---------- Material provided ----------
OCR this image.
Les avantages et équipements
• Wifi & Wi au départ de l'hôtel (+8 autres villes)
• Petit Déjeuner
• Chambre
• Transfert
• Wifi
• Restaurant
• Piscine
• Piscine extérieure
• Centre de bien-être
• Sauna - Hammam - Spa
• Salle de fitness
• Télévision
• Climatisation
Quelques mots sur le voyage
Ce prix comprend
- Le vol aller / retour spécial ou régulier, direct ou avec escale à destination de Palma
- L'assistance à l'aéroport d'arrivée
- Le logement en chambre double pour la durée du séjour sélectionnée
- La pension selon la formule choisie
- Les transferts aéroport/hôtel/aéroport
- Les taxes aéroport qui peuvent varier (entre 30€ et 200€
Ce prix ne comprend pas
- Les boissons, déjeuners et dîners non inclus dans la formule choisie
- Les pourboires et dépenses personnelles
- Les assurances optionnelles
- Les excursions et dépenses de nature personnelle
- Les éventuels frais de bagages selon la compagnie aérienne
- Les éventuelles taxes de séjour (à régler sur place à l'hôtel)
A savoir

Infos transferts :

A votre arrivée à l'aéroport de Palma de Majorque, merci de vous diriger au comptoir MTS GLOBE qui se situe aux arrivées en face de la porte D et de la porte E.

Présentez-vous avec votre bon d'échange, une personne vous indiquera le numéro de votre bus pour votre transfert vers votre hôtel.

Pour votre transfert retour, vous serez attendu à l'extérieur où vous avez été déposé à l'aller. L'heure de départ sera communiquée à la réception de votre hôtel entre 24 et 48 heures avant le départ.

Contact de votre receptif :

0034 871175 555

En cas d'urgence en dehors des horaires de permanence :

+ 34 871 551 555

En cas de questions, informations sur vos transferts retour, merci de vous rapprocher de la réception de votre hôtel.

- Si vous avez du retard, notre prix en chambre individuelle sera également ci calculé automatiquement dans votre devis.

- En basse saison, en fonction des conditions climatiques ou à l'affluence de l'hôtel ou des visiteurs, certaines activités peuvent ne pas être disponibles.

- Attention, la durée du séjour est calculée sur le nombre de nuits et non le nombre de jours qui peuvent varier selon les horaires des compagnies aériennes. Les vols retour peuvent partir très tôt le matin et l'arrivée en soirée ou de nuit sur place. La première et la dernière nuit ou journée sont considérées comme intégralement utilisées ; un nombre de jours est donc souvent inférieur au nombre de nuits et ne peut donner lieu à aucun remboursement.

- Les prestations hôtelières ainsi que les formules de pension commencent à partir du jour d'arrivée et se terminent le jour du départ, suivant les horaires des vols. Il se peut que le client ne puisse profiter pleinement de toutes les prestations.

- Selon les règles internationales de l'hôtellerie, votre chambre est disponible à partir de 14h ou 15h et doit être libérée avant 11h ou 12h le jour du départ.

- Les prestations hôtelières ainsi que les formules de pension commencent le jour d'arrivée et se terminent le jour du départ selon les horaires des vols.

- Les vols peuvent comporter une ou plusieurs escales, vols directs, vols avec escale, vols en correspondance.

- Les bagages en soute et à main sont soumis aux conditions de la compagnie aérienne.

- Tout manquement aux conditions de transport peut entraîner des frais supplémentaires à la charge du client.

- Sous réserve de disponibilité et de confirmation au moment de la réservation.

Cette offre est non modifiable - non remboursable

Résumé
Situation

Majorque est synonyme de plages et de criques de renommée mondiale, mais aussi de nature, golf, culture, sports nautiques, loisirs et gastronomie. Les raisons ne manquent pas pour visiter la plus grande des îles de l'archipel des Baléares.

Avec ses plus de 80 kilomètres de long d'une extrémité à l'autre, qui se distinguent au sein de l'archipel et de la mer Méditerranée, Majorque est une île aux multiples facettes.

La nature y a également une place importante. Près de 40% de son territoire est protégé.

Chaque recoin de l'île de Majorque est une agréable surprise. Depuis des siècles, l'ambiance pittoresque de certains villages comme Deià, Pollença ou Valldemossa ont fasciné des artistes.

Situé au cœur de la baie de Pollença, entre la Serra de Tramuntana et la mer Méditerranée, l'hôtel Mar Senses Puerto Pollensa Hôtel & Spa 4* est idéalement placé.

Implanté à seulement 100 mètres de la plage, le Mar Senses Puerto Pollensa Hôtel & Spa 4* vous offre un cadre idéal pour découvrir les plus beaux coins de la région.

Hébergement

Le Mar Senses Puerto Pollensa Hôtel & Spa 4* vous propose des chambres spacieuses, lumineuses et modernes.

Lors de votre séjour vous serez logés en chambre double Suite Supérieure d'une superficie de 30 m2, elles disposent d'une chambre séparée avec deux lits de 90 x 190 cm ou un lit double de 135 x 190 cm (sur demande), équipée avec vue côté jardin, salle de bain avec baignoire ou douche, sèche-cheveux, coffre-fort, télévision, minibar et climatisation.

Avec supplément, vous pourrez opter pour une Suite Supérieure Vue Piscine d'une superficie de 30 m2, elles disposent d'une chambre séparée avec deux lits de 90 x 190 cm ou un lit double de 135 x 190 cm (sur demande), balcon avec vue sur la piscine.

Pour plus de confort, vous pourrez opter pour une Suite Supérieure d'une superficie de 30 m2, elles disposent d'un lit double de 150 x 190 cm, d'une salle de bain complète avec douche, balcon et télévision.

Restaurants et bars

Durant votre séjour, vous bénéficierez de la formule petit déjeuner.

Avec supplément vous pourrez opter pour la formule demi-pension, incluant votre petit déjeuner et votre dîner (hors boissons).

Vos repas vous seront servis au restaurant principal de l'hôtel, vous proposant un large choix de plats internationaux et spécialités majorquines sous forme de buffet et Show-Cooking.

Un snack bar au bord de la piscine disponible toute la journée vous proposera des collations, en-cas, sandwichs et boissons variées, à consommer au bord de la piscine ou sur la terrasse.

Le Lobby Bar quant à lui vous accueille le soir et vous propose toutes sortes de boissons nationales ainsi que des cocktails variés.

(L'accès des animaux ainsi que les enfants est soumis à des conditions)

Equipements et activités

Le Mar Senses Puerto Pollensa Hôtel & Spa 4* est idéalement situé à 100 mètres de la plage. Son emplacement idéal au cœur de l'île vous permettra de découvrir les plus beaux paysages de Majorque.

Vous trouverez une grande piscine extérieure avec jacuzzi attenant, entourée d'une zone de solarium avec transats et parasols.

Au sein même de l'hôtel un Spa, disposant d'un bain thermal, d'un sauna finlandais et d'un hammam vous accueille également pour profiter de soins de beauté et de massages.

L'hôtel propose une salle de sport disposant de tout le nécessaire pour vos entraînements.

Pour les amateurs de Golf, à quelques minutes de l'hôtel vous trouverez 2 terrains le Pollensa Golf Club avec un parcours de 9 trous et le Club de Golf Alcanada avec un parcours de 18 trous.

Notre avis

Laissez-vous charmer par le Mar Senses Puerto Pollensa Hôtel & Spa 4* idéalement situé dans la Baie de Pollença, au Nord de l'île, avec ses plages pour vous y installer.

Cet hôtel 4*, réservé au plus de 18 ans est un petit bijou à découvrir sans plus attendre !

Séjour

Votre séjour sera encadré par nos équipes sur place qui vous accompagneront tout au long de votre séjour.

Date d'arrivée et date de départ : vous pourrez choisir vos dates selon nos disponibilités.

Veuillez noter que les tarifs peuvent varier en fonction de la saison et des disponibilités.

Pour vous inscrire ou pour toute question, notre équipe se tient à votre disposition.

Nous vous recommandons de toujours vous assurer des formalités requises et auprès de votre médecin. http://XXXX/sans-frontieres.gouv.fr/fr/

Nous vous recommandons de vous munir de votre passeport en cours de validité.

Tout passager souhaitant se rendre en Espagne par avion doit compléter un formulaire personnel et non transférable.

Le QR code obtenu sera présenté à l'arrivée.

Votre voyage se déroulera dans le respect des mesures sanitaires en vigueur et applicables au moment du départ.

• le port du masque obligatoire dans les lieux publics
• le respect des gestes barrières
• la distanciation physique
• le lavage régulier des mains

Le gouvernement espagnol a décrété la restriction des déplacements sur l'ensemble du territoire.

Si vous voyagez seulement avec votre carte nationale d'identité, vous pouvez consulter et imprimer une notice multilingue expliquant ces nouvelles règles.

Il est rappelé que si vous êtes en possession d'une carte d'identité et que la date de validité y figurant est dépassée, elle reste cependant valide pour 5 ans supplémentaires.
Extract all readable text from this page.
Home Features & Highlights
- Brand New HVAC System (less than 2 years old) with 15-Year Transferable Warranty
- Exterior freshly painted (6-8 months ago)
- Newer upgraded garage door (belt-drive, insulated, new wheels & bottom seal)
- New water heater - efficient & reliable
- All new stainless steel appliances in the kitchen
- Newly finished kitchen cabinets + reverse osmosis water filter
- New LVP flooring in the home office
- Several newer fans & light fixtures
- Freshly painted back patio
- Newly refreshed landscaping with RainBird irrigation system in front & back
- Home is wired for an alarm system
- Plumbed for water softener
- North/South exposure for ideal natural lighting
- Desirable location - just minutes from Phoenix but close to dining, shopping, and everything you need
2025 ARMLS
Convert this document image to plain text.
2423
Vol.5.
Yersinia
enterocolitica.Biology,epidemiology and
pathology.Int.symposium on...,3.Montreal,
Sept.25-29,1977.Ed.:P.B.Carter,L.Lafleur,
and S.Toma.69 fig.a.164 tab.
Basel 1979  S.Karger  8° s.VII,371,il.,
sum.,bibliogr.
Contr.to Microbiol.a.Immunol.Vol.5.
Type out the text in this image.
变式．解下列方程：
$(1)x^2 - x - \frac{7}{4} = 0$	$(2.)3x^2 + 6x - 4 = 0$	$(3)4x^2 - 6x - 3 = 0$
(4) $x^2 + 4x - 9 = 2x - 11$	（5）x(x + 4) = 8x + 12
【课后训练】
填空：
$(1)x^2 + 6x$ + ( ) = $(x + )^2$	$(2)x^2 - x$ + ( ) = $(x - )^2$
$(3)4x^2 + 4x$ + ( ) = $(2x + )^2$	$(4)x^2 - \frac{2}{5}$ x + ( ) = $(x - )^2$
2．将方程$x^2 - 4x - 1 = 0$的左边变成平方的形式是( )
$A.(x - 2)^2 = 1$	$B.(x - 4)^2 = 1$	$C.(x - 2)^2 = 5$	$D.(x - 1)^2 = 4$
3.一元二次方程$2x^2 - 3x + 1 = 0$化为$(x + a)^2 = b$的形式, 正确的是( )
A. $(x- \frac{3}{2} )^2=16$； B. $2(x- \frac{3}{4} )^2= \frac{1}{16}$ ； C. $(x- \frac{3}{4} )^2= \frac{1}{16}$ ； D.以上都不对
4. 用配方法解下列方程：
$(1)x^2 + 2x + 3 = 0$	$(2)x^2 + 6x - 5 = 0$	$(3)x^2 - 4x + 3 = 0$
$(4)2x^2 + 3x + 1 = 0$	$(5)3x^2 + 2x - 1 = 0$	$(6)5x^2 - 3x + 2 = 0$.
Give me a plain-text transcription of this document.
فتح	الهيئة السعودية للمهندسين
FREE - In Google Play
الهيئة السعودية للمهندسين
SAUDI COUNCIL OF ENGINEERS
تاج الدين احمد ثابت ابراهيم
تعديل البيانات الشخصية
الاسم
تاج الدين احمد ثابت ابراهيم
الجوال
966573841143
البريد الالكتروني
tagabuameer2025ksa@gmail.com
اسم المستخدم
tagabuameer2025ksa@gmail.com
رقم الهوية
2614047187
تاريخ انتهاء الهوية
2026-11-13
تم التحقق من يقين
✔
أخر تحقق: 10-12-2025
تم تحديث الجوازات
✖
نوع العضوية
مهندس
----------
# Required work:
Filter for "الهيئة". Return all lines that hold it.

# Written reply:
فتح	الهيئة السعودية للمهندسين
الهيئة السعودية للمهندسين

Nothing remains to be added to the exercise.